## [Objective]
Locate the lines where "mechanicznych" occurs and copy them as they stand.
───── Records ─────
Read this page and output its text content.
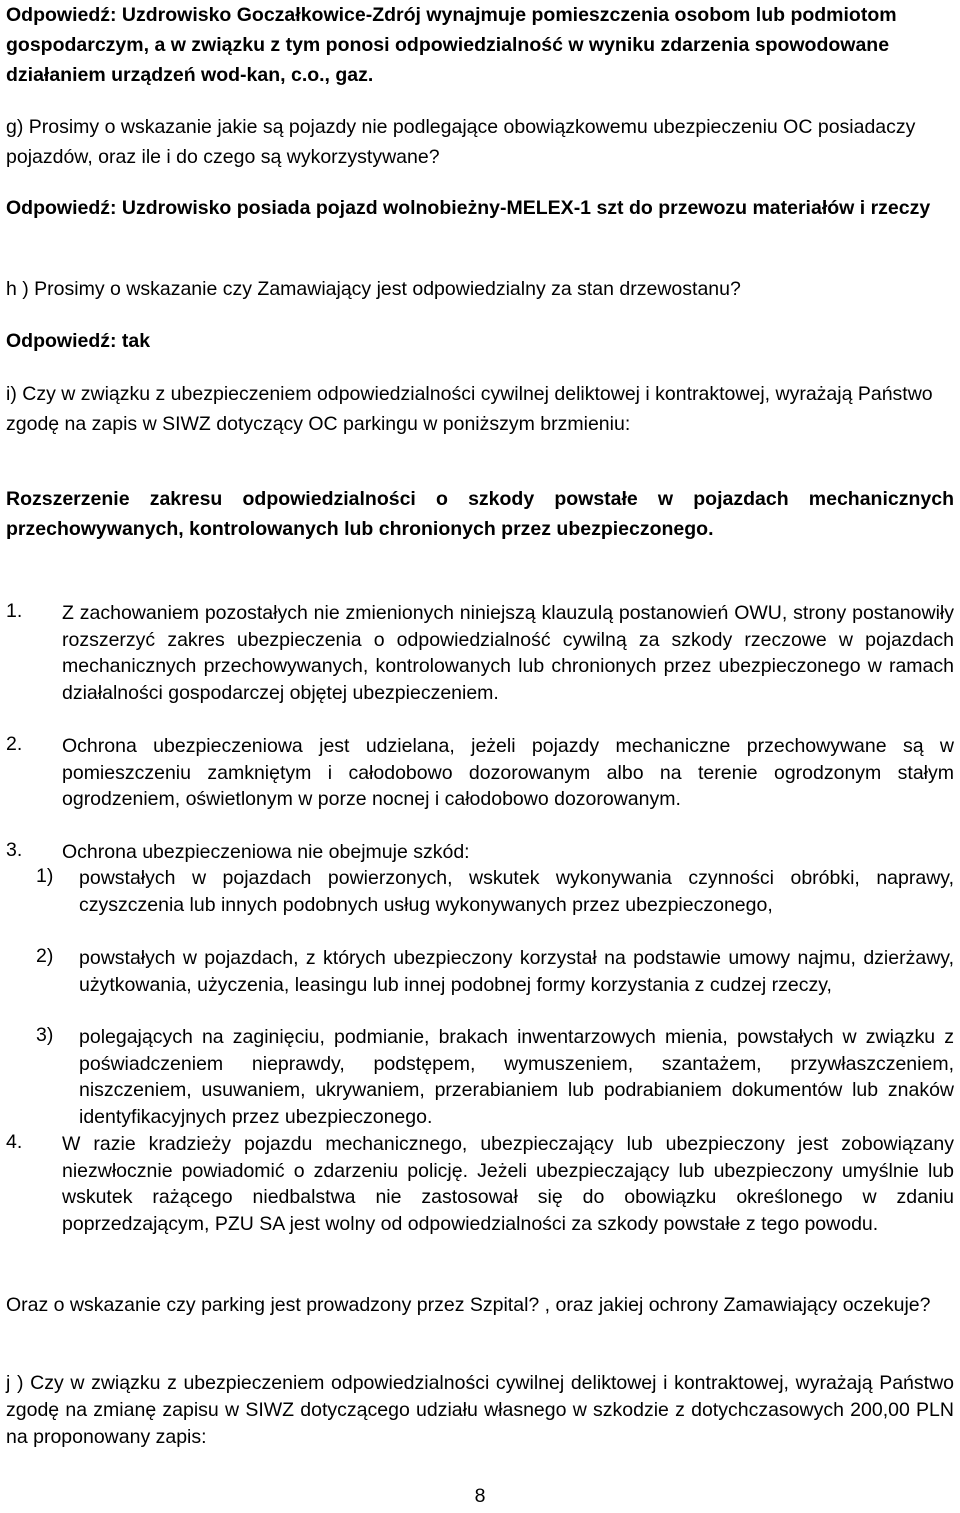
Odpowiedź: Uzdrowisko Goczałkowice-Zdrój wynajmuje pomieszczenia osobom lub podmiotom gospodarczym, a w związku z tym ponosi odpowiedzialność w wyniku zdarzenia spowodowane działaniem urządzeń wod-kan, c.o., gaz.

g) Prosimy o wskazanie jakie są pojazdy nie podlegające obowiązkowemu ubezpieczeniu OC posiadaczy pojazdów, oraz ile i do czego są wykorzystywane?

Odpowiedź: Uzdrowisko posiada pojazd wolnobieżny-MELEX-1 szt do przewozu materiałów i rzeczy

h ) Prosimy o wskazanie czy Zamawiający jest odpowiedzialny za stan drzewostanu?

Odpowiedź: tak

i) Czy w związku z ubezpieczeniem odpowiedzialności cywilnej deliktowej i kontraktowej, wyrażają Państwo zgodę na zapis w SIWZ dotyczący OC parkingu w poniższym brzmieniu:

Rozszerzenie zakresu odpowiedzialności o szkody powstałe w pojazdach mechanicznych przechowywanych, kontrolowanych lub chronionych przez ubezpieczonego.

1. Z zachowaniem pozostałych nie zmienionych niniejszą klauzulą postanowień OWU, strony postanowiły rozszerzyć zakres ubezpieczenia o odpowiedzialność cywilną za szkody rzeczowe w pojazdach mechanicznych przechowywanych, kontrolowanych lub chronionych przez ubezpieczonego w ramach działalności gospodarczej objętej ubezpieczeniem.

2. Ochrona ubezpieczeniowa jest udzielana, jeżeli pojazdy mechaniczne przechowywane są w pomieszczeniu zamkniętym i całodobowo dozorowanym albo na terenie ogrodzonym stałym ogrodzeniem, oświetlonym w porze nocnej i całodobowo dozorowanym.

3. Ochrona ubezpieczeniowa nie obejmuje szkód:

1) powstałych w pojazdach powierzonych, wskutek wykonywania czynności obróbki, naprawy, czyszczenia lub innych podobnych usług wykonywanych przez ubezpieczonego,

2) powstałych w pojazdach, z których ubezpieczony korzystał na podstawie umowy najmu, dzierżawy, użytkowania, użyczenia, leasingu lub innej podobnej formy korzystania z cudzej rzeczy,

3) polegających na zaginięciu, podmianie, brakach inwentarzowych mienia, powstałych w związku z poświadczeniem nieprawdy, podstępem, wymuszeniem, szantażem, przywłaszczeniem, niszczeniem, usuwaniem, ukrywaniem, przerabianiem lub podrabianiem dokumentów lub znaków identyfikacyjnych przez ubezpieczonego.

4. W razie kradzieży pojazdu mechanicznego, ubezpieczający lub ubezpieczony jest zobowiązany niezwłocznie powiadomić o zdarzeniu policję. Jeżeli ubezpieczający lub ubezpieczony umyślnie lub wskutek rażącego niedbalstwa nie zastosował się do obowiązku określonego w zdaniu poprzedzającym, PZU SA jest wolny od odpowiedzialności za szkody powstałe z tego powodu.

Oraz o wskazanie czy parking jest prowadzony przez Szpital? , oraz jakiej ochrony Zamawiający oczekuje?

j ) Czy w związku z ubezpieczeniem odpowiedzialności cywilnej deliktowej i kontraktowej, wyrażają Państwo zgodę na zmianę zapisu w SIWZ dotyczącego udziału własnego w szkodzie z dotychczasowych 200,00 PLN na proponowany zapis:

8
─────
## [Answer]
Rozszerzenie zakresu odpowiedzialności o szkody powstałe w pojazdach mechanicznych przechowywanych, kontrolowanych lub chronionych przez ubezpieczonego.
1. Z zachowaniem pozostałych nie zmienionych niniejszą klauzulą postanowień OWU, strony postanowiły rozszerzyć zakres ubezpieczenia o odpowiedzialność cywilną za szkody rzeczowe w pojazdach mechanicznych przechowywanych, kontrolowanych lub chronionych przez ubezpieczonego w ramach działalności gospodarczej objętej ubezpieczeniem.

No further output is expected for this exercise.